--- Extracted entries ---
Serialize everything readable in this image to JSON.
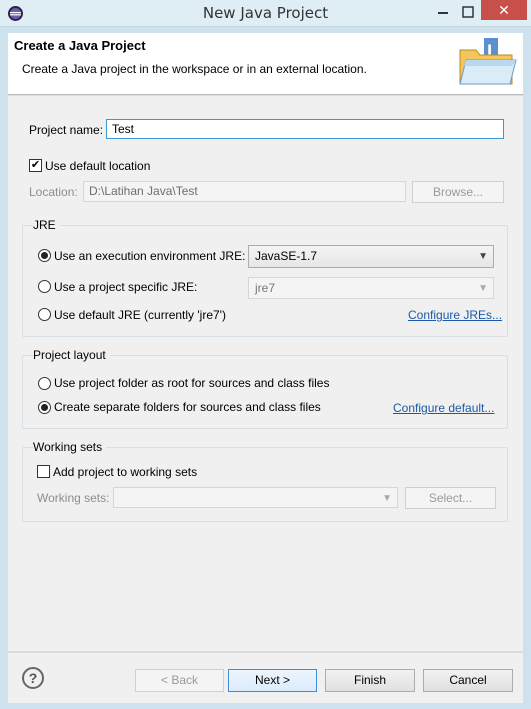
{
  "window": {
    "title": "New Java Project",
    "close_glyph": "✕",
    "minimize_glyph": "–",
    "maximize_glyph": "☐"
  },
  "header": {
    "title": "Create a Java Project",
    "description": "Create a Java project in the workspace or in an external location."
  },
  "project": {
    "name_label": "Project name:",
    "name_value": "Test",
    "use_default_location_label": "Use default location",
    "use_default_location_checked": true,
    "location_label": "Location:",
    "location_value": "D:\\Latihan Java\\Test",
    "browse_label": "Browse..."
  },
  "jre": {
    "group_label": "JRE",
    "options": [
      {
        "label": "Use an execution environment JRE:",
        "selected": true,
        "combo_value": "JavaSE-1.7",
        "combo_enabled": true
      },
      {
        "label": "Use a project specific JRE:",
        "selected": false,
        "combo_value": "jre7",
        "combo_enabled": false
      },
      {
        "label": "Use default JRE (currently 'jre7')",
        "selected": false
      }
    ],
    "configure_link": "Configure JREs..."
  },
  "layout": {
    "group_label": "Project layout",
    "options": [
      {
        "label": "Use project folder as root for sources and class files",
        "selected": false
      },
      {
        "label": "Create separate folders for sources and class files",
        "selected": true
      }
    ],
    "configure_link": "Configure default..."
  },
  "working_sets": {
    "group_label": "Working sets",
    "add_label": "Add project to working sets",
    "add_checked": false,
    "sets_label": "Working sets:",
    "sets_value": "",
    "select_label": "Select..."
  },
  "footer": {
    "help_glyph": "?",
    "back_label": "< Back",
    "next_label": "Next >",
    "finish_label": "Finish",
    "cancel_label": "Cancel"
  },
  "icons": {
    "app": "eclipse-icon",
    "wizard": "java-project-folder-icon",
    "help": "help-icon"
  }
}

--- Task statement ---
Your task is to repeat the data above exactly while excluding the pictures.

--- Exercise solution ---
Serialize everything readable in this image to JSON.
{
  "window": {
    "title": "New Java Project",
    "close_glyph": "✕",
    "minimize_glyph": "–",
    "maximize_glyph": "☐"
  },
  "header": {
    "title": "Create a Java Project",
    "description": "Create a Java project in the workspace or in an external location."
  },
  "project": {
    "name_label": "Project name:",
    "name_value": "Test",
    "use_default_location_label": "Use default location",
    "use_default_location_checked": true,
    "location_label": "Location:",
    "location_value": "D:\\Latihan Java\\Test",
    "browse_label": "Browse..."
  },
  "jre": {
    "group_label": "JRE",
    "options": [
      {
        "label": "Use an execution environment JRE:",
        "selected": true,
        "combo_value": "JavaSE-1.7",
        "combo_enabled": true
      },
      {
        "label": "Use a project specific JRE:",
        "selected": false,
        "combo_value": "jre7",
        "combo_enabled": false
      },
      {
        "label": "Use default JRE (currently 'jre7')",
        "selected": false
      }
    ],
    "configure_link": "Configure JREs..."
  },
  "layout": {
    "group_label": "Project layout",
    "options": [
      {
        "label": "Use project folder as root for sources and class files",
        "selected": false
      },
      {
        "label": "Create separate folders for sources and class files",
        "selected": true
      }
    ],
    "configure_link": "Configure default..."
  },
  "working_sets": {
    "group_label": "Working sets",
    "add_label": "Add project to working sets",
    "add_checked": false,
    "sets_label": "Working sets:",
    "sets_value": "",
    "select_label": "Select..."
  },
  "footer": {
    "help_glyph": "?",
    "back_label": "< Back",
    "next_label": "Next >",
    "finish_label": "Finish",
    "cancel_label": "Cancel"
  },
  "icons": {
    "app": "eclipse-icon",
    "wizard": "java-project-folder-icon",
    "help": "help-icon"
  }
}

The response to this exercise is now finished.